Reproduce the records below exactly as they appear.

(Records from a collection)
= = = = = = =
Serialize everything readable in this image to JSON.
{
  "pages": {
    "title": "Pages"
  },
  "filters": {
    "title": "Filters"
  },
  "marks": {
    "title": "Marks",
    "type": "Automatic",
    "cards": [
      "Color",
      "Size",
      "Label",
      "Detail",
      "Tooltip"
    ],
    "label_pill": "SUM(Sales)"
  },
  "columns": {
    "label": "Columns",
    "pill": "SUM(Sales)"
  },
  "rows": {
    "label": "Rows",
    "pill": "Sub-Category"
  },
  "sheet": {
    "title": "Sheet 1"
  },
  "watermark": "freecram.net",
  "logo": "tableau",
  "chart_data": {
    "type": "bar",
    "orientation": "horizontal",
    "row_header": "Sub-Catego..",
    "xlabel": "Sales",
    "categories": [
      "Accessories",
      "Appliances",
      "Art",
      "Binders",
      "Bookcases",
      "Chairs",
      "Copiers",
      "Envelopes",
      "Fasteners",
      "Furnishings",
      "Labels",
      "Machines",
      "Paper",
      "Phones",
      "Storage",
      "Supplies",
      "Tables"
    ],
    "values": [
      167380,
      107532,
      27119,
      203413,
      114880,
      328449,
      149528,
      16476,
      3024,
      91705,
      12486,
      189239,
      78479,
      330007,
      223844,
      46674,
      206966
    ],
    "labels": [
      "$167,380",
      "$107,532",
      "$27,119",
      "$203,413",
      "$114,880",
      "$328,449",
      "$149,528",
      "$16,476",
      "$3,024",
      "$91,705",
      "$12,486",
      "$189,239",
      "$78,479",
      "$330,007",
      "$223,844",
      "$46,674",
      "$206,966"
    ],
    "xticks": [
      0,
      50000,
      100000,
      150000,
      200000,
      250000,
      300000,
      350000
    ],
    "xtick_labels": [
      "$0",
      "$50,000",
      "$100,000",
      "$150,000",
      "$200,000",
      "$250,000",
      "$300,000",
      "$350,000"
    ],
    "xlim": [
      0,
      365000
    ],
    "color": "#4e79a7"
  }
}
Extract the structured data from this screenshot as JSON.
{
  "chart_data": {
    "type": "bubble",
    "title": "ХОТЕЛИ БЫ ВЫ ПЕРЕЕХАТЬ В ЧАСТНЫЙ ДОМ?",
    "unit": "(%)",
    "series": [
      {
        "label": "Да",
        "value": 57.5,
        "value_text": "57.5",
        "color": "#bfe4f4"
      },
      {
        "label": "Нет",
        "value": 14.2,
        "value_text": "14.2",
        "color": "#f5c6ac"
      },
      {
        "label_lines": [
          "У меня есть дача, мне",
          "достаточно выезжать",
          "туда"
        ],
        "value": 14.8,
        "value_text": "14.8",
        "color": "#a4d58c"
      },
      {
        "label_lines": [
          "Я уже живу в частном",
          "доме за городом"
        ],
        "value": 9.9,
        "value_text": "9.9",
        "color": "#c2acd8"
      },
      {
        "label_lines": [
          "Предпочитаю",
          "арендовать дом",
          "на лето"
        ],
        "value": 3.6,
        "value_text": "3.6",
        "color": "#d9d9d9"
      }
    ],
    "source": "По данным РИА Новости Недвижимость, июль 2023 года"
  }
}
= = = = = = =
Solution to the problem:
Serialize everything readable in this image to JSON.
{
  "pages": {
    "title": "Pages"
  },
  "filters": {
    "title": "Filters"
  },
  "marks": {
    "title": "Marks",
    "type": "Automatic",
    "cards": [
      "Color",
      "Size",
      "Label",
      "Detail",
      "Tooltip"
    ],
    "label_pill": "SUM(Sales)"
  },
  "columns": {
    "label": "Columns",
    "pill": "SUM(Sales)"
  },
  "rows": {
    "label": "Rows",
    "pill": "Sub-Category"
  },
  "sheet": {
    "title": "Sheet 1"
  },
  "watermark": "freecram.net",
  "logo": "tableau",
  "chart_data": {
    "type": "bar",
    "orientation": "horizontal",
    "row_header": "Sub-Catego..",
    "xlabel": "Sales",
    "categories": [
      "Accessories",
      "Appliances",
      "Art",
      "Binders",
      "Bookcases",
      "Chairs",
      "Copiers",
      "Envelopes",
      "Fasteners",
      "Furnishings",
      "Labels",
      "Machines",
      "Paper",
      "Phones",
      "Storage",
      "Supplies",
      "Tables"
    ],
    "values": [
      167380,
      107532,
      27119,
      203413,
      114880,
      328449,
      149528,
      16476,
      3024,
      91705,
      12486,
      189239,
      78479,
      330007,
      223844,
      46674,
      206966
    ],
    "labels": [
      "$167,380",
      "$107,532",
      "$27,119",
      "$203,413",
      "$114,880",
      "$328,449",
      "$149,528",
      "$16,476",
      "$3,024",
      "$91,705",
      "$12,486",
      "$189,239",
      "$78,479",
      "$330,007",
      "$223,844",
      "$46,674",
      "$206,966"
    ],
    "xticks": [
      0,
      50000,
      100000,
      150000,
      200000,
      250000,
      300000,
      350000
    ],
    "xtick_labels": [
      "$0",
      "$50,000",
      "$100,000",
      "$150,000",
      "$200,000",
      "$250,000",
      "$300,000",
      "$350,000"
    ],
    "xlim": [
      0,
      365000
    ],
    "color": "#4e79a7"
  }
}
Extract the structured data from this screenshot as JSON.
{
  "chart_data": {
    "type": "bubble",
    "title": "ХОТЕЛИ БЫ ВЫ ПЕРЕЕХАТЬ В ЧАСТНЫЙ ДОМ?",
    "unit": "(%)",
    "series": [
      {
        "label": "Да",
        "value": 57.5,
        "value_text": "57.5",
        "color": "#bfe4f4"
      },
      {
        "label": "Нет",
        "value": 14.2,
        "value_text": "14.2",
        "color": "#f5c6ac"
      },
      {
        "label_lines": [
          "У меня есть дача, мне",
          "достаточно выезжать",
          "туда"
        ],
        "value": 14.8,
        "value_text": "14.8",
        "color": "#a4d58c"
      },
      {
        "label_lines": [
          "Я уже живу в частном",
          "доме за городом"
        ],
        "value": 9.9,
        "value_text": "9.9",
        "color": "#c2acd8"
      },
      {
        "label_lines": [
          "Предпочитаю",
          "арендовать дом",
          "на лето"
        ],
        "value": 3.6,
        "value_text": "3.6",
        "color": "#d9d9d9"
      }
    ],
    "source": "По данным РИА Новости Недвижимость, июль 2023 года"
  }
}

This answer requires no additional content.